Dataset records
•••

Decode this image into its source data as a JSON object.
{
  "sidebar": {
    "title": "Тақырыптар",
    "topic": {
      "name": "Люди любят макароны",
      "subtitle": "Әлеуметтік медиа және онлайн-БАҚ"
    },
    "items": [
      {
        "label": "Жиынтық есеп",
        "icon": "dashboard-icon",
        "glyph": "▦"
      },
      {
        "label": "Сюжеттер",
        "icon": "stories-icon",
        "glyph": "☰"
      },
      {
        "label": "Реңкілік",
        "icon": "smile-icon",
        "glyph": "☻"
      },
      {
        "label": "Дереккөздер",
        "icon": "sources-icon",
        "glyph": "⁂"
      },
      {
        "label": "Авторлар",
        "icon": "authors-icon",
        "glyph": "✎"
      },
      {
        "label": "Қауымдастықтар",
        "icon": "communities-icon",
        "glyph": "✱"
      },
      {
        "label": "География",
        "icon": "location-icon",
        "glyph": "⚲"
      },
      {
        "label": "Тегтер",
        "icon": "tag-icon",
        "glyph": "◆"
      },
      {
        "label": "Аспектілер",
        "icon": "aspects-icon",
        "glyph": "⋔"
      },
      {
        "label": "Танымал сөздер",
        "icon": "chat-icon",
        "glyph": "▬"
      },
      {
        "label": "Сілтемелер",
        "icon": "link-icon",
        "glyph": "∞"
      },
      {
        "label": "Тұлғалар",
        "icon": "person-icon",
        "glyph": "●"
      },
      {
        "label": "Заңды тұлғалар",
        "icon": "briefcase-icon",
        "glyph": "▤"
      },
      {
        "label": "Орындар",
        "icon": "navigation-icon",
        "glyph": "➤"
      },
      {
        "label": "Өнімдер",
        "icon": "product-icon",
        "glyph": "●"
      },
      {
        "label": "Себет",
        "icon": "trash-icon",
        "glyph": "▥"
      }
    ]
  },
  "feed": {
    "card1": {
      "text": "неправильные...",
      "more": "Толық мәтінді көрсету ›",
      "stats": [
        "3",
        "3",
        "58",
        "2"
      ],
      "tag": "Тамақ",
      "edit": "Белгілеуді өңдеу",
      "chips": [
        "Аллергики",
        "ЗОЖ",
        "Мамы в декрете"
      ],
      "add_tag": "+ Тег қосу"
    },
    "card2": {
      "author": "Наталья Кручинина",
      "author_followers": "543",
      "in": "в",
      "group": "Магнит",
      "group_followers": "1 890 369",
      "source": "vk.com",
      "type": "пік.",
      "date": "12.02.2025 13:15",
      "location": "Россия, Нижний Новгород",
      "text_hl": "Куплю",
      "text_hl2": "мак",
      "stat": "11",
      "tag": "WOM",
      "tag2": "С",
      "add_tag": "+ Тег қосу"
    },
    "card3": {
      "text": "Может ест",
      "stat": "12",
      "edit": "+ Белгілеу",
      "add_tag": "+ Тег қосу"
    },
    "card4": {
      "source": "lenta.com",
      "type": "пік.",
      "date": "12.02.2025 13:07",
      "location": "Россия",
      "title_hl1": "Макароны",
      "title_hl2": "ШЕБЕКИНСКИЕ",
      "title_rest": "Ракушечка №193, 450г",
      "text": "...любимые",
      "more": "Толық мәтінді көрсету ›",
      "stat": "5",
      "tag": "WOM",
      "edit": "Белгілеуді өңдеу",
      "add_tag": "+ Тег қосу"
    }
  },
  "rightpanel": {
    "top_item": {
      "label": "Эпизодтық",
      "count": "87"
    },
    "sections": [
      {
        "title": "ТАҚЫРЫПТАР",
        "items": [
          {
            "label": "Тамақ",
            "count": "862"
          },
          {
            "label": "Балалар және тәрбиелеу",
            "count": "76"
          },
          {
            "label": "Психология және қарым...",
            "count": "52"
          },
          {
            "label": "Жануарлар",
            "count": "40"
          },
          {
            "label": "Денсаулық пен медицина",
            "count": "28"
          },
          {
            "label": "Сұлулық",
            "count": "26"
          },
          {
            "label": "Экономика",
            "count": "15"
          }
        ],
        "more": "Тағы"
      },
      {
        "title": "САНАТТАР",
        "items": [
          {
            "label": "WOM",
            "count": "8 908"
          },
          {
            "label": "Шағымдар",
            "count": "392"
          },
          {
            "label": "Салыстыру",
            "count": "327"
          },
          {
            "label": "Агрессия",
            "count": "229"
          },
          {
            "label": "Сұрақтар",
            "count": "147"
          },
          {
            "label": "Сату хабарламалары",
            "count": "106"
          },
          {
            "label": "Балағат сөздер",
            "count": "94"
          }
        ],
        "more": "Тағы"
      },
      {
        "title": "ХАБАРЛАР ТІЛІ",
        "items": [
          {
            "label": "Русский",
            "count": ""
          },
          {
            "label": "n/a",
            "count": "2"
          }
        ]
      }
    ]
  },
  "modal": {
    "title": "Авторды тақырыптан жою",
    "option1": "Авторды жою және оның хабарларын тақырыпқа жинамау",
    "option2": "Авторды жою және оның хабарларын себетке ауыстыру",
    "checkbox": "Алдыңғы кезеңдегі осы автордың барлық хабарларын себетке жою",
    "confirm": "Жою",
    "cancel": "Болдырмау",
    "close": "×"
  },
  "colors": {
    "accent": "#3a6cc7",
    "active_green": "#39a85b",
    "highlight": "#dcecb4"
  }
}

•••

Directive
Pick out each line that holds the string "date".

Solution below
      "date": "12.02.2025 13:15",
      "date": "12.02.2025 13:07",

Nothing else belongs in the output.